***** Exercise input *****
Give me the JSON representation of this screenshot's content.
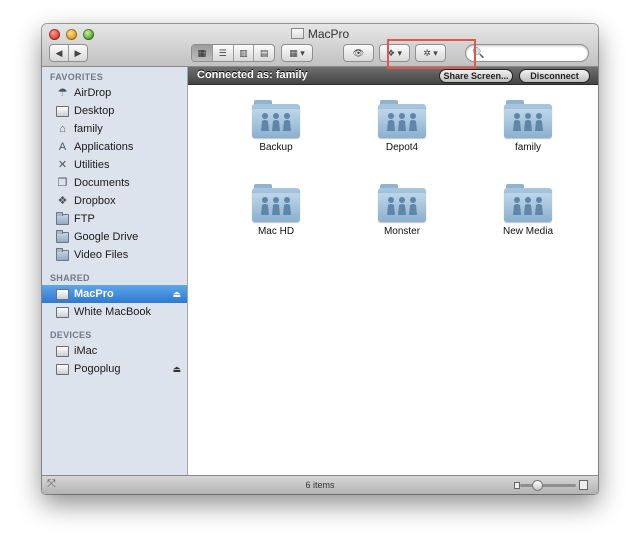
{
  "window": {
    "title": "MacPro"
  },
  "toolbar": {
    "back_glyph": "◀",
    "forward_glyph": "▶",
    "view_icon_glyph": "▦",
    "view_list_glyph": "☰",
    "view_columns_glyph": "▥",
    "view_coverflow_glyph": "▤",
    "arrange_glyph": "▦ ▾",
    "quicklook_glyph": "👁",
    "dropbox_glyph": "❖ ▾",
    "action_glyph": "✲ ▾",
    "search": {
      "glyph": "🔍",
      "placeholder": "",
      "value": ""
    }
  },
  "sidebar": {
    "sections": [
      {
        "heading": "FAVORITES",
        "items": [
          {
            "label": "AirDrop",
            "icon": "airdrop-icon",
            "glyph": "☂"
          },
          {
            "label": "Desktop",
            "icon": "desktop-icon",
            "glyph": ""
          },
          {
            "label": "family",
            "icon": "home-icon",
            "glyph": "⌂"
          },
          {
            "label": "Applications",
            "icon": "applications-icon",
            "glyph": "A"
          },
          {
            "label": "Utilities",
            "icon": "utilities-icon",
            "glyph": "✕"
          },
          {
            "label": "Documents",
            "icon": "documents-icon",
            "glyph": "❐"
          },
          {
            "label": "Dropbox",
            "icon": "dropbox-icon",
            "glyph": "❖"
          },
          {
            "label": "FTP",
            "icon": "folder-icon",
            "glyph": ""
          },
          {
            "label": "Google Drive",
            "icon": "folder-icon",
            "glyph": ""
          },
          {
            "label": "Video Files",
            "icon": "folder-icon",
            "glyph": ""
          }
        ]
      },
      {
        "heading": "SHARED",
        "items": [
          {
            "label": "MacPro",
            "icon": "server-icon",
            "glyph": "",
            "selected": true,
            "eject": "⏏"
          },
          {
            "label": "White MacBook",
            "icon": "laptop-icon",
            "glyph": ""
          }
        ]
      },
      {
        "heading": "DEVICES",
        "items": [
          {
            "label": "iMac",
            "icon": "imac-icon",
            "glyph": ""
          },
          {
            "label": "Pogoplug",
            "icon": "drive-icon",
            "glyph": "",
            "eject": "⏏"
          }
        ]
      }
    ]
  },
  "connection": {
    "label": "Connected as: family",
    "share_screen_label": "Share Screen...",
    "disconnect_label": "Disconnect"
  },
  "shares": [
    {
      "name": "Backup"
    },
    {
      "name": "Depot4"
    },
    {
      "name": "family"
    },
    {
      "name": "Mac HD"
    },
    {
      "name": "Monster"
    },
    {
      "name": "New Media"
    }
  ],
  "status": {
    "count": "6 items",
    "sidebar_toggle_glyph": "⤧",
    "icon_size": 0.3
  },
  "colors": {
    "highlight": "#e0574d",
    "selection": "#3e88d8",
    "sidebar": "#dce3ec"
  }
}
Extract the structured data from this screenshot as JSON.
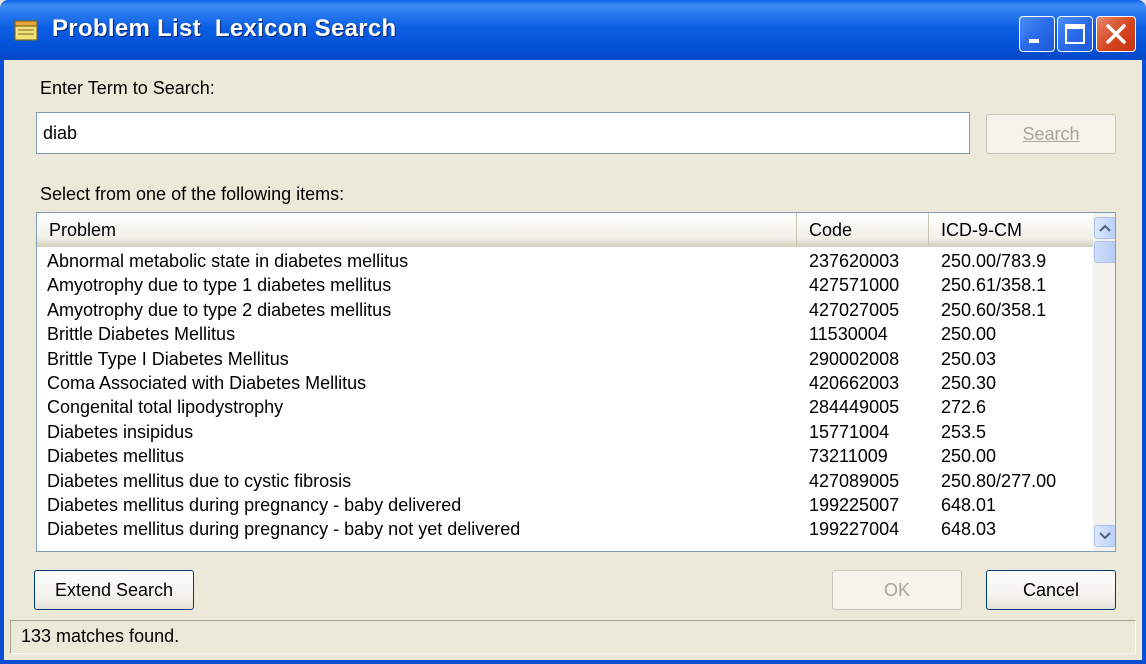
{
  "window": {
    "title": "Problem List  Lexicon Search",
    "icon": "notepad-icon",
    "controls": [
      "minimize-icon",
      "maximize-icon",
      "close-icon"
    ]
  },
  "search": {
    "label": "Enter Term to Search:",
    "value": "diab",
    "button_label": "Search",
    "button_enabled": false
  },
  "list": {
    "label": "Select from one of the following items:",
    "columns": [
      "Problem",
      "Code",
      "ICD-9-CM"
    ],
    "rows": [
      [
        "Abnormal metabolic state in diabetes mellitus",
        "237620003",
        "250.00/783.9"
      ],
      [
        "Amyotrophy due to type 1 diabetes mellitus",
        "427571000",
        "250.61/358.1"
      ],
      [
        "Amyotrophy due to type 2 diabetes mellitus",
        "427027005",
        "250.60/358.1"
      ],
      [
        "Brittle Diabetes Mellitus",
        "11530004",
        "250.00"
      ],
      [
        "Brittle Type I Diabetes Mellitus",
        "290002008",
        "250.03"
      ],
      [
        "Coma Associated with Diabetes Mellitus",
        "420662003",
        "250.30"
      ],
      [
        "Congenital total lipodystrophy",
        "284449005",
        "272.6"
      ],
      [
        "Diabetes insipidus",
        "15771004",
        "253.5"
      ],
      [
        "Diabetes mellitus",
        "73211009",
        "250.00"
      ],
      [
        "Diabetes mellitus due to cystic fibrosis",
        "427089005",
        "250.80/277.00"
      ],
      [
        "Diabetes mellitus during pregnancy - baby delivered",
        "199225007",
        "648.01"
      ],
      [
        "Diabetes mellitus during pregnancy - baby not yet delivered",
        "199227004",
        "648.03"
      ]
    ]
  },
  "buttons": {
    "extend": "Extend Search",
    "ok": "OK",
    "cancel": "Cancel"
  },
  "status": "133 matches found.",
  "colors": {
    "titlebar": "#0a5ee8",
    "dialog_bg": "#ece9d8",
    "disabled_text": "#a7a595"
  }
}
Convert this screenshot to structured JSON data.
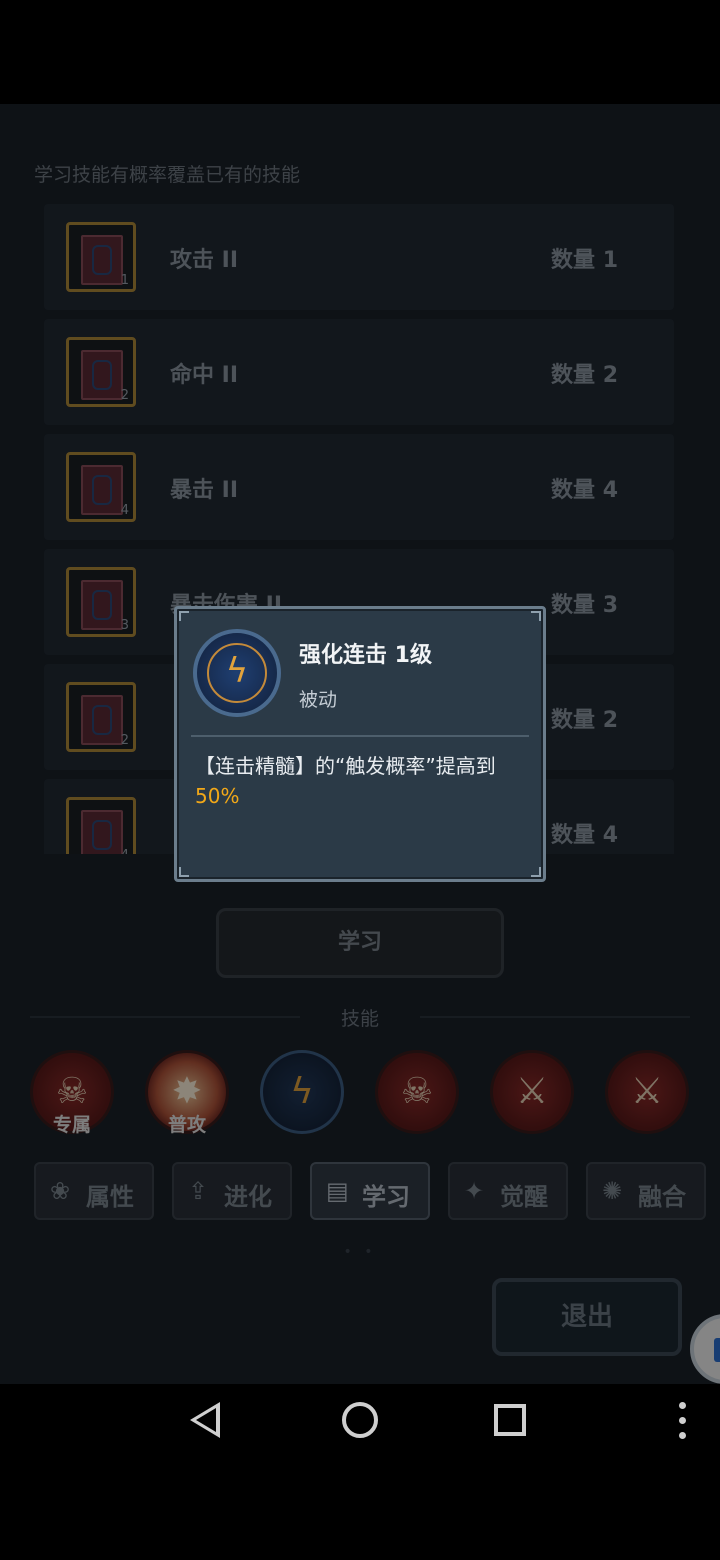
*****
Set exercise: Filter the listing for the word "from" and copy every line that holds it.

Solution to this exercise:
Extract the structured data from this screenshot as JSON.
    "label": "Select from one of the following items:",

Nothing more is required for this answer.